Your instructions ::
Read the records and write them out again exactly.

** begin Records for this task **

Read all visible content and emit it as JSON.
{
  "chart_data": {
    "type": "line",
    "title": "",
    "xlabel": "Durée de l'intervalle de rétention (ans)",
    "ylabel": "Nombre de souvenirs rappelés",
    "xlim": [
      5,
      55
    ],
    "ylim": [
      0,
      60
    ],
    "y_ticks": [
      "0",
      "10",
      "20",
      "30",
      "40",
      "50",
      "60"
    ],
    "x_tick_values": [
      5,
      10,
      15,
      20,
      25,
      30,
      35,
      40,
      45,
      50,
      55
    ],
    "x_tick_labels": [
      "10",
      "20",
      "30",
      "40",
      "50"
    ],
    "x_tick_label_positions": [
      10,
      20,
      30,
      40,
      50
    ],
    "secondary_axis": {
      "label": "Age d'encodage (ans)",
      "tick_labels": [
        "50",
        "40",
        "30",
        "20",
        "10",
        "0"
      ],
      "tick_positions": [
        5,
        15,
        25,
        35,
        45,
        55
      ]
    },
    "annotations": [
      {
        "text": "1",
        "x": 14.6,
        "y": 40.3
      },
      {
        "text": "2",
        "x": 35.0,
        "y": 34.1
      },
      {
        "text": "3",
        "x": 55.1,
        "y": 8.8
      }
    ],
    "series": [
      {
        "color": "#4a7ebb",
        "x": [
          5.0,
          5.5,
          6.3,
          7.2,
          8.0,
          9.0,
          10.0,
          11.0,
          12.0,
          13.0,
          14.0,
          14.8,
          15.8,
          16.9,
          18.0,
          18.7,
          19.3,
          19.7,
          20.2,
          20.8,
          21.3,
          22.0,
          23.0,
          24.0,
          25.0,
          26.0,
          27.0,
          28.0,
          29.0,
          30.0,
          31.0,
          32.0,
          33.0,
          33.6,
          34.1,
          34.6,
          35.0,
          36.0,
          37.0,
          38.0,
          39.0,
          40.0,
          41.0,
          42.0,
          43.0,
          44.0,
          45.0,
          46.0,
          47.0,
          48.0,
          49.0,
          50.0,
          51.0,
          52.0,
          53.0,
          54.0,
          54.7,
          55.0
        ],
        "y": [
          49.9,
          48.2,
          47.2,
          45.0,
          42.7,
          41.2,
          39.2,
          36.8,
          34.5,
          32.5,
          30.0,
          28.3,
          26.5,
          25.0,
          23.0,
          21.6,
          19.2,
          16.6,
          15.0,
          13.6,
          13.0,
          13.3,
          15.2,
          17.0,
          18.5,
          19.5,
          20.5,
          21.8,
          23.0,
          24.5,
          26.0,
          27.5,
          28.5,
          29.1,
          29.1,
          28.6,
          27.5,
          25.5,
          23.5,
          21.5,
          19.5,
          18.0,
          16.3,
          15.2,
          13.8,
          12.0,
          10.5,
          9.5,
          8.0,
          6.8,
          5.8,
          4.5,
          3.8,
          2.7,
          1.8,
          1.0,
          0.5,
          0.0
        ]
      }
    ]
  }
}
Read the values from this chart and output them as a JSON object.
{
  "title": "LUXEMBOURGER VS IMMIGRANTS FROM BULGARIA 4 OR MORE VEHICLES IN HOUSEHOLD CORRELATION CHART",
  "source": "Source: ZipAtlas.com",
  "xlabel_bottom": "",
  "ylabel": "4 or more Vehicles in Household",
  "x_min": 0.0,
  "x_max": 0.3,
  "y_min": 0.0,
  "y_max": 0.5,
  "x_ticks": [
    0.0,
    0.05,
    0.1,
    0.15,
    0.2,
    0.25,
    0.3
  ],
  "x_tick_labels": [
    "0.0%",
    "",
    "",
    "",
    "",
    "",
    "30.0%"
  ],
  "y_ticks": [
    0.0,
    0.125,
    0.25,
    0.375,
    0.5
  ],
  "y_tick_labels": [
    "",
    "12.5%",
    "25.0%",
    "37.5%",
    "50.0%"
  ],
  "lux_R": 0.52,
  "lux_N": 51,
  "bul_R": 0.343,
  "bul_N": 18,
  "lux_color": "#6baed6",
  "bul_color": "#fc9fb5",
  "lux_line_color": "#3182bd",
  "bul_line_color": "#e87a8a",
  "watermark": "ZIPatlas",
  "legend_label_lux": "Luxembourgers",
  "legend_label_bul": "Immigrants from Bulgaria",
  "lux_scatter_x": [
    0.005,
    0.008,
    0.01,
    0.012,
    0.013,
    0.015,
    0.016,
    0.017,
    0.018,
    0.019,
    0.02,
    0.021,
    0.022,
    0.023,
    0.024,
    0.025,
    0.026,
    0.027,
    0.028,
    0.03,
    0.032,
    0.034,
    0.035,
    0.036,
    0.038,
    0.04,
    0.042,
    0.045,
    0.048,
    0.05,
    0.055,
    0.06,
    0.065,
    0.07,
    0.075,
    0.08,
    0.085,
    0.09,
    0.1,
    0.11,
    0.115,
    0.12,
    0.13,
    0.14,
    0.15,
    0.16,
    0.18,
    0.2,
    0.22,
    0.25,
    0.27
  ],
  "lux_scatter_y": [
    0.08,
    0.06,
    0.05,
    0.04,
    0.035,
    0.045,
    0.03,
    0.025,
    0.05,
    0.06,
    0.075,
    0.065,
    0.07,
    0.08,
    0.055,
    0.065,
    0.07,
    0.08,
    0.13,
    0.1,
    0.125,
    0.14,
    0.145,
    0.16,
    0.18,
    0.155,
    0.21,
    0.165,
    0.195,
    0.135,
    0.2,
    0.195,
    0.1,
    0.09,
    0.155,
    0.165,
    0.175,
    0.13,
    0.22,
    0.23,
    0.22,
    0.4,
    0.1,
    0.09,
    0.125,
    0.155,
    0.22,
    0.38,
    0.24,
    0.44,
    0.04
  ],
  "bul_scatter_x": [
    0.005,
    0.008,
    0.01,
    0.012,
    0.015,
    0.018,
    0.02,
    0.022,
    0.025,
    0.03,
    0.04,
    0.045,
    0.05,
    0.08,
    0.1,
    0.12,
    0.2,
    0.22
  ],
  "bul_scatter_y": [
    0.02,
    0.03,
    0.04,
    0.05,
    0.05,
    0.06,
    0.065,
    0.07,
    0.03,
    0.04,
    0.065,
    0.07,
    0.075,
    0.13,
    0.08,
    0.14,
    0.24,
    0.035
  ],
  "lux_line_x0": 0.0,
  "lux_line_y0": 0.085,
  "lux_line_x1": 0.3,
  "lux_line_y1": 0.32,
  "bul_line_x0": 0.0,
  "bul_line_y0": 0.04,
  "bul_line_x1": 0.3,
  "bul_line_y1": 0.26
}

** end Records for this task **

Output of the exercise ::
Read all visible content and emit it as JSON.
{
  "chart_data": {
    "type": "line",
    "title": "",
    "xlabel": "Durée de l'intervalle de rétention (ans)",
    "ylabel": "Nombre de souvenirs rappelés",
    "xlim": [
      5,
      55
    ],
    "ylim": [
      0,
      60
    ],
    "y_ticks": [
      "0",
      "10",
      "20",
      "30",
      "40",
      "50",
      "60"
    ],
    "x_tick_values": [
      5,
      10,
      15,
      20,
      25,
      30,
      35,
      40,
      45,
      50,
      55
    ],
    "x_tick_labels": [
      "10",
      "20",
      "30",
      "40",
      "50"
    ],
    "x_tick_label_positions": [
      10,
      20,
      30,
      40,
      50
    ],
    "secondary_axis": {
      "label": "Age d'encodage (ans)",
      "tick_labels": [
        "50",
        "40",
        "30",
        "20",
        "10",
        "0"
      ],
      "tick_positions": [
        5,
        15,
        25,
        35,
        45,
        55
      ]
    },
    "annotations": [
      {
        "text": "1",
        "x": 14.6,
        "y": 40.3
      },
      {
        "text": "2",
        "x": 35.0,
        "y": 34.1
      },
      {
        "text": "3",
        "x": 55.1,
        "y": 8.8
      }
    ],
    "series": [
      {
        "color": "#4a7ebb",
        "x": [
          5.0,
          5.5,
          6.3,
          7.2,
          8.0,
          9.0,
          10.0,
          11.0,
          12.0,
          13.0,
          14.0,
          14.8,
          15.8,
          16.9,
          18.0,
          18.7,
          19.3,
          19.7,
          20.2,
          20.8,
          21.3,
          22.0,
          23.0,
          24.0,
          25.0,
          26.0,
          27.0,
          28.0,
          29.0,
          30.0,
          31.0,
          32.0,
          33.0,
          33.6,
          34.1,
          34.6,
          35.0,
          36.0,
          37.0,
          38.0,
          39.0,
          40.0,
          41.0,
          42.0,
          43.0,
          44.0,
          45.0,
          46.0,
          47.0,
          48.0,
          49.0,
          50.0,
          51.0,
          52.0,
          53.0,
          54.0,
          54.7,
          55.0
        ],
        "y": [
          49.9,
          48.2,
          47.2,
          45.0,
          42.7,
          41.2,
          39.2,
          36.8,
          34.5,
          32.5,
          30.0,
          28.3,
          26.5,
          25.0,
          23.0,
          21.6,
          19.2,
          16.6,
          15.0,
          13.6,
          13.0,
          13.3,
          15.2,
          17.0,
          18.5,
          19.5,
          20.5,
          21.8,
          23.0,
          24.5,
          26.0,
          27.5,
          28.5,
          29.1,
          29.1,
          28.6,
          27.5,
          25.5,
          23.5,
          21.5,
          19.5,
          18.0,
          16.3,
          15.2,
          13.8,
          12.0,
          10.5,
          9.5,
          8.0,
          6.8,
          5.8,
          4.5,
          3.8,
          2.7,
          1.8,
          1.0,
          0.5,
          0.0
        ]
      }
    ]
  }
}
Read the values from this chart and output them as a JSON object.
{
  "title": "LUXEMBOURGER VS IMMIGRANTS FROM BULGARIA 4 OR MORE VEHICLES IN HOUSEHOLD CORRELATION CHART",
  "source": "Source: ZipAtlas.com",
  "xlabel_bottom": "",
  "ylabel": "4 or more Vehicles in Household",
  "x_min": 0.0,
  "x_max": 0.3,
  "y_min": 0.0,
  "y_max": 0.5,
  "x_ticks": [
    0.0,
    0.05,
    0.1,
    0.15,
    0.2,
    0.25,
    0.3
  ],
  "x_tick_labels": [
    "0.0%",
    "",
    "",
    "",
    "",
    "",
    "30.0%"
  ],
  "y_ticks": [
    0.0,
    0.125,
    0.25,
    0.375,
    0.5
  ],
  "y_tick_labels": [
    "",
    "12.5%",
    "25.0%",
    "37.5%",
    "50.0%"
  ],
  "lux_R": 0.52,
  "lux_N": 51,
  "bul_R": 0.343,
  "bul_N": 18,
  "lux_color": "#6baed6",
  "bul_color": "#fc9fb5",
  "lux_line_color": "#3182bd",
  "bul_line_color": "#e87a8a",
  "watermark": "ZIPatlas",
  "legend_label_lux": "Luxembourgers",
  "legend_label_bul": "Immigrants from Bulgaria",
  "lux_scatter_x": [
    0.005,
    0.008,
    0.01,
    0.012,
    0.013,
    0.015,
    0.016,
    0.017,
    0.018,
    0.019,
    0.02,
    0.021,
    0.022,
    0.023,
    0.024,
    0.025,
    0.026,
    0.027,
    0.028,
    0.03,
    0.032,
    0.034,
    0.035,
    0.036,
    0.038,
    0.04,
    0.042,
    0.045,
    0.048,
    0.05,
    0.055,
    0.06,
    0.065,
    0.07,
    0.075,
    0.08,
    0.085,
    0.09,
    0.1,
    0.11,
    0.115,
    0.12,
    0.13,
    0.14,
    0.15,
    0.16,
    0.18,
    0.2,
    0.22,
    0.25,
    0.27
  ],
  "lux_scatter_y": [
    0.08,
    0.06,
    0.05,
    0.04,
    0.035,
    0.045,
    0.03,
    0.025,
    0.05,
    0.06,
    0.075,
    0.065,
    0.07,
    0.08,
    0.055,
    0.065,
    0.07,
    0.08,
    0.13,
    0.1,
    0.125,
    0.14,
    0.145,
    0.16,
    0.18,
    0.155,
    0.21,
    0.165,
    0.195,
    0.135,
    0.2,
    0.195,
    0.1,
    0.09,
    0.155,
    0.165,
    0.175,
    0.13,
    0.22,
    0.23,
    0.22,
    0.4,
    0.1,
    0.09,
    0.125,
    0.155,
    0.22,
    0.38,
    0.24,
    0.44,
    0.04
  ],
  "bul_scatter_x": [
    0.005,
    0.008,
    0.01,
    0.012,
    0.015,
    0.018,
    0.02,
    0.022,
    0.025,
    0.03,
    0.04,
    0.045,
    0.05,
    0.08,
    0.1,
    0.12,
    0.2,
    0.22
  ],
  "bul_scatter_y": [
    0.02,
    0.03,
    0.04,
    0.05,
    0.05,
    0.06,
    0.065,
    0.07,
    0.03,
    0.04,
    0.065,
    0.07,
    0.075,
    0.13,
    0.08,
    0.14,
    0.24,
    0.035
  ],
  "lux_line_x0": 0.0,
  "lux_line_y0": 0.085,
  "lux_line_x1": 0.3,
  "lux_line_y1": 0.32,
  "bul_line_x0": 0.0,
  "bul_line_y0": 0.04,
  "bul_line_x1": 0.3,
  "bul_line_y1": 0.26
}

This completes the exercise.